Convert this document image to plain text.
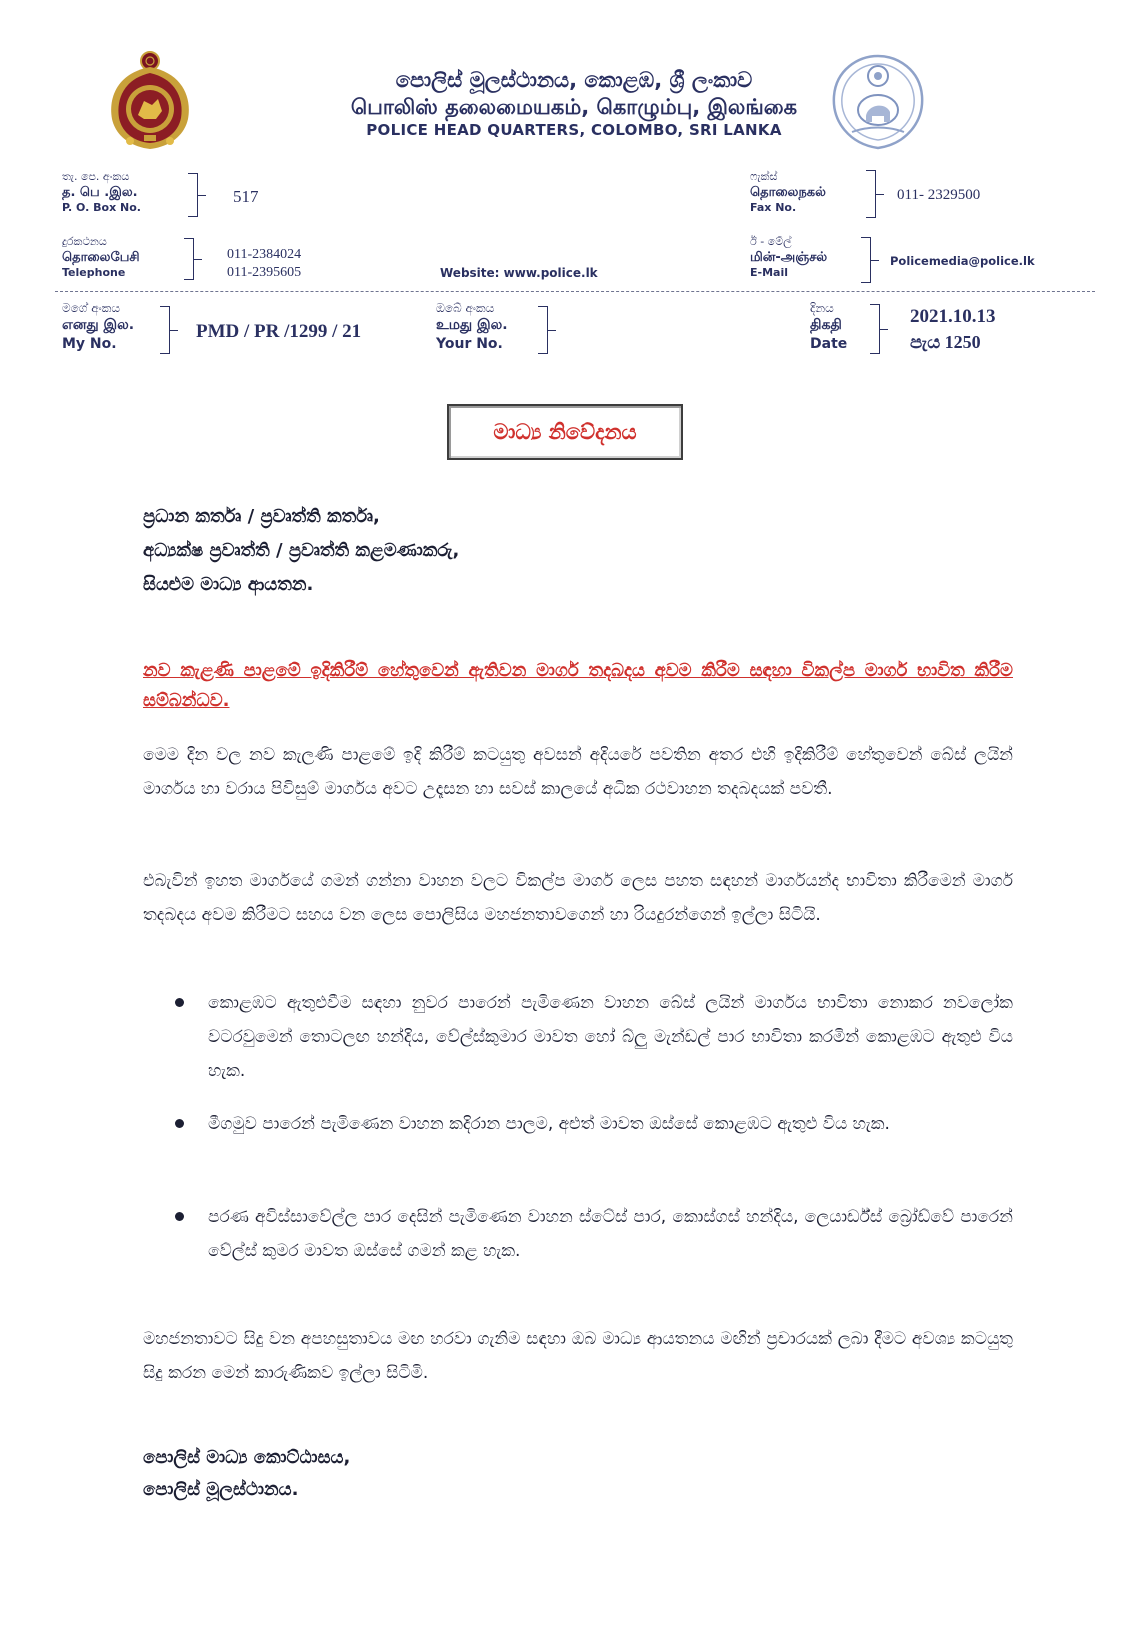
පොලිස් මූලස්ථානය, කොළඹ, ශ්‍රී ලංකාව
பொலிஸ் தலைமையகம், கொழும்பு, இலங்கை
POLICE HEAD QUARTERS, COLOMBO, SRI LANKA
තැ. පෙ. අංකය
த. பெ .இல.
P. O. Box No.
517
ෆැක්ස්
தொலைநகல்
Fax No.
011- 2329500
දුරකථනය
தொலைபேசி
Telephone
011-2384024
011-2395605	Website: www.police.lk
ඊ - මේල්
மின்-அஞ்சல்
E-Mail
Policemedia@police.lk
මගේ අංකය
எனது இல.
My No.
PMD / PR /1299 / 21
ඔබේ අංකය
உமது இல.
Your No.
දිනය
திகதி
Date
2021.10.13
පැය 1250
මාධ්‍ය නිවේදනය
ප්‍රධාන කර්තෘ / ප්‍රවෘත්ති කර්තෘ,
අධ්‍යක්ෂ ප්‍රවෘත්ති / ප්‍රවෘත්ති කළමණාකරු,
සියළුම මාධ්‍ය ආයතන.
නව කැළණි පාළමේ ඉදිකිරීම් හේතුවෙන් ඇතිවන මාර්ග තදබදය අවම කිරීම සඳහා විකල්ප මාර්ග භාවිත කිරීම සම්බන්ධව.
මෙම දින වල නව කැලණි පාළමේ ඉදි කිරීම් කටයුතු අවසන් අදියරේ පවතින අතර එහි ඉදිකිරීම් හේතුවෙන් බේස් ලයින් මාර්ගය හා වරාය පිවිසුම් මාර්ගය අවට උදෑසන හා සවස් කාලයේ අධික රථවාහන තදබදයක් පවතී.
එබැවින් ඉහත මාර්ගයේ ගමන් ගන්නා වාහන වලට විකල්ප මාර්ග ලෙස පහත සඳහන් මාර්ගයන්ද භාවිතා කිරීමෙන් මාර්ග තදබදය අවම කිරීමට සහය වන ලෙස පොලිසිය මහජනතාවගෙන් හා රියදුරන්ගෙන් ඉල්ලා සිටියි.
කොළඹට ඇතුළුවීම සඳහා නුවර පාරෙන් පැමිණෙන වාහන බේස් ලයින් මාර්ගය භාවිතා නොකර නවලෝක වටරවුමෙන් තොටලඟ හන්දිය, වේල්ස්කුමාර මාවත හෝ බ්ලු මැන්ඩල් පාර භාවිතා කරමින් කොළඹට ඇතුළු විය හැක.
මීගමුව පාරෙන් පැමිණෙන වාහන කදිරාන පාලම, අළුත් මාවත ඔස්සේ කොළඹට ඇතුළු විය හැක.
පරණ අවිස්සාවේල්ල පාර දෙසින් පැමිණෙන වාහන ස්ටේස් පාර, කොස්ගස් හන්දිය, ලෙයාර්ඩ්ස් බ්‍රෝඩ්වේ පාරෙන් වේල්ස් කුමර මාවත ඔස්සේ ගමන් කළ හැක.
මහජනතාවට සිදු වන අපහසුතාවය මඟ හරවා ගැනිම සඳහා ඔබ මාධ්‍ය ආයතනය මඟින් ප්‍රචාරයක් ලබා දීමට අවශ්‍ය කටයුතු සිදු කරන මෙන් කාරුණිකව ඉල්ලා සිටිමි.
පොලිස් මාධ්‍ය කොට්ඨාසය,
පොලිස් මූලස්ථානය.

Set task: Repeat the preceding records precisely, and leave every picture out of the copy.

Response:
Convert this document image to plain text.
පොලිස් මූලස්ථානය, කොළඹ, ශ්‍රී ලංකාව
பொலிஸ் தலைமையகம், கொழும்பு, இலங்கை
POLICE HEAD QUARTERS, COLOMBO, SRI LANKA
තැ. පෙ. අංකය
த. பெ .இல.
P. O. Box No.
517
ෆැක්ස්
தொலைநகல்
Fax No.
011- 2329500
දුරකථනය
தொலைபேசி
Telephone
011-2384024
011-2395605	Website: www.police.lk
ඊ - මේල්
மின்-அஞ்சல்
E-Mail
Policemedia@police.lk
මගේ අංකය
எனது இல.
My No.
PMD / PR /1299 / 21
ඔබේ අංකය
உமது இல.
Your No.
දිනය
திகதி
Date
2021.10.13
පැය 1250
මාධ්‍ය නිවේදනය
ප්‍රධාන කර්තෘ / ප්‍රවෘත්ති කර්තෘ,
අධ්‍යක්ෂ ප්‍රවෘත්ති / ප්‍රවෘත්ති කළමණාකරු,
සියළුම මාධ්‍ය ආයතන.
නව කැළණි පාළමේ ඉදිකිරීම් හේතුවෙන් ඇතිවන මාර්ග තදබදය අවම කිරීම සඳහා විකල්ප මාර්ග භාවිත කිරීම සම්බන්ධව.
මෙම දින වල නව කැලණි පාළමේ ඉදි කිරීම් කටයුතු අවසන් අදියරේ පවතින අතර එහි ඉදිකිරීම් හේතුවෙන් බේස් ලයින් මාර්ගය හා වරාය පිවිසුම් මාර්ගය අවට උදෑසන හා සවස් කාලයේ අධික රථවාහන තදබදයක් පවතී.
එබැවින් ඉහත මාර්ගයේ ගමන් ගන්නා වාහන වලට විකල්ප මාර්ග ලෙස පහත සඳහන් මාර්ගයන්ද භාවිතා කිරීමෙන් මාර්ග තදබදය අවම කිරීමට සහය වන ලෙස පොලිසිය මහජනතාවගෙන් හා රියදුරන්ගෙන් ඉල්ලා සිටියි.
කොළඹට ඇතුළුවීම සඳහා නුවර පාරෙන් පැමිණෙන වාහන බේස් ලයින් මාර්ගය භාවිතා නොකර නවලෝක වටරවුමෙන් තොටලඟ හන්දිය, වේල්ස්කුමාර මාවත හෝ බ්ලු මැන්ඩල් පාර භාවිතා කරමින් කොළඹට ඇතුළු විය හැක.
මීගමුව පාරෙන් පැමිණෙන වාහන කදිරාන පාලම, අළුත් මාවත ඔස්සේ කොළඹට ඇතුළු විය හැක.
පරණ අවිස්සාවේල්ල පාර දෙසින් පැමිණෙන වාහන ස්ටේස් පාර, කොස්ගස් හන්දිය, ලෙයාර්ඩ්ස් බ්‍රෝඩ්වේ පාරෙන් වේල්ස් කුමර මාවත ඔස්සේ ගමන් කළ හැක.
මහජනතාවට සිදු වන අපහසුතාවය මඟ හරවා ගැනිම සඳහා ඔබ මාධ්‍ය ආයතනය මඟින් ප්‍රචාරයක් ලබා දීමට අවශ්‍ය කටයුතු සිදු කරන මෙන් කාරුණිකව ඉල්ලා සිටිමි.
පොලිස් මාධ්‍ය කොට්ඨාසය,
පොලිස් මූලස්ථානය.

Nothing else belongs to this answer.